Document extract:
--- --- ---
It works on occasion though – Baby It’s Cold Outside is lovely, with the traditional gender roles of the song swapped around, while Deschanel pours just the right amount of lovelorn longing into Elvis Presley’s Blue Christmas. Ultimately though, this is an album that may sound nice enough in mid-December, but plays it far too safe to generate any long-term interest.

If She & Him play it too safe though, Smith & Burrows have released a Christmas album that sounds like it’s been recorded on Planet Bizarro. Tom Smith of Editors and Andy Burrows, late of Razorlight, have teamed up for an album of hymns, Christmas standards, original songs and cover versions of tracks by Black, Yazoo and The Longpigs.

It’s frankly all over the place, and makes for a strange listen. While the covers are an interesting experiment, they’re hardly ‘Christmassy’, while the original songs are a very mixed bag. Burrows’ voice is a deadringer for Elliott Smith (especially on the lilting As The Snowflakes Fall), but the portentous ballad that is When The Thames Freezes is ruined by some dreadful lyrics (“God damn this Government…will they ever tell me where the money went?” intones Smith at one point).

Only on This Ain’t New Jersey, a lovely Springsteen homage that you can actually imagine listening to after 25 December, does Smith & Burrows really work. It will, in all probability, be a lot better than the next Razorlight record though.

On the singles front (does anyone still call them singles?), theres plenty of alternatives to the upcoming version of Damien Rice‘s Cannonball that the X Factor winner will reportedly be releasing. The Killers continue their tradition of recording a Christmas song with The Cowboys Christmas Ball, Lady Gaga is covering the old staple White Christmas, while the former Black Box Recorder vocalist Sarah Nixey contributes her very own Nixey’s Merry Christmas and half of Lemon Jelly, Fred Deakin, unveils a new/temporary stage name – Frank Eddie – and remixes East 17‘s Stay Another Day for reasons quite beyond our ken.
--- --- ---
Collected material:
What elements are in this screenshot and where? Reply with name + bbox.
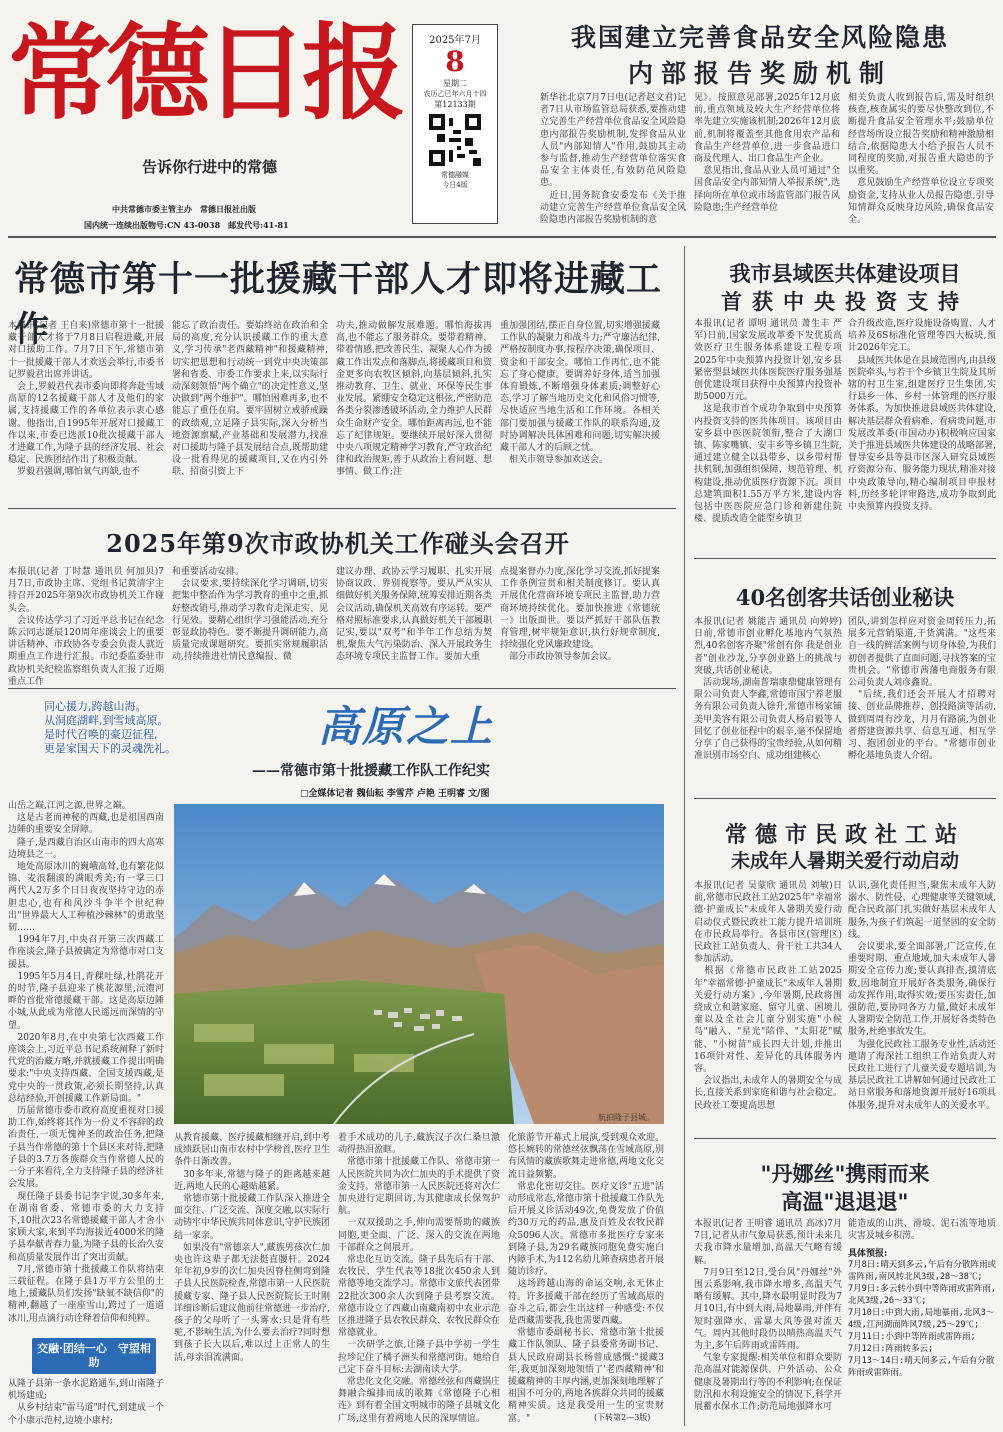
--- --- ---
Parts of the exercise:
• 1. Pull from the Christmas music review the passage that begins at "It’s frankly all" and stops after "Razorlight record though.".
• 2. Continue the Christmas music review from the point where it ends.
This material isn't needed.

Answers for this exercise:
• 1.
It’s frankly all over the place, and makes for a strange listen. While the covers are an interesting experiment, they’re hardly ‘Christmassy’, while the original songs are a very mixed bag. Burrows’ voice is a deadringer for Elliott Smith (especially on the lilting As The Snowflakes Fall), but the portentous ballad that is When The Thames Freezes is ruined by some dreadful lyrics (“God damn this Government…will they ever tell me where the money went?” intones Smith at one point).

Only on This Ain’t New Jersey, a lovely Springsteen homage that you can actually imagine listening to after 25 December, does Smith & Burrows really work. It will, in all probability, be a lot better than the next Razorlight record though.

• 2.
Yet if, for you, Christmas is all about the cheese, the novelty and the increasingly desperate celebrities, then theres more than enough choice here too. The semi-official anti X Factor choice this year seems to be The Wombles, who are attempting to bring the fun back into Christmas with their song Wombling Merry Christmas. From TV stars of yesterday to, erm, stars of the present, the cast of the inexplicably popular The Only Way Is Essex have recorded their very own version of the Wham! classic Last Christmas, while The Wurzels have cracked open the festive cider and released their very own seasonal single, Sleigh Ride.

Or, of course, you could choose to create your own Christmas playlist featuring some of your own personal favourites (our choices: Fairytale Of New York by The Pogues and Kirsty MacColl, of course; Slow Club‘s Christmas TV; Darlene Loves Christmas (Baby Please Come Home); Get Behind Me Santa by Sufjan Stevens; and Christmas Wrapping by The Waitresses). Whatever your musical poison at this time of year, we at musicOMH wish you a very happy Christmas.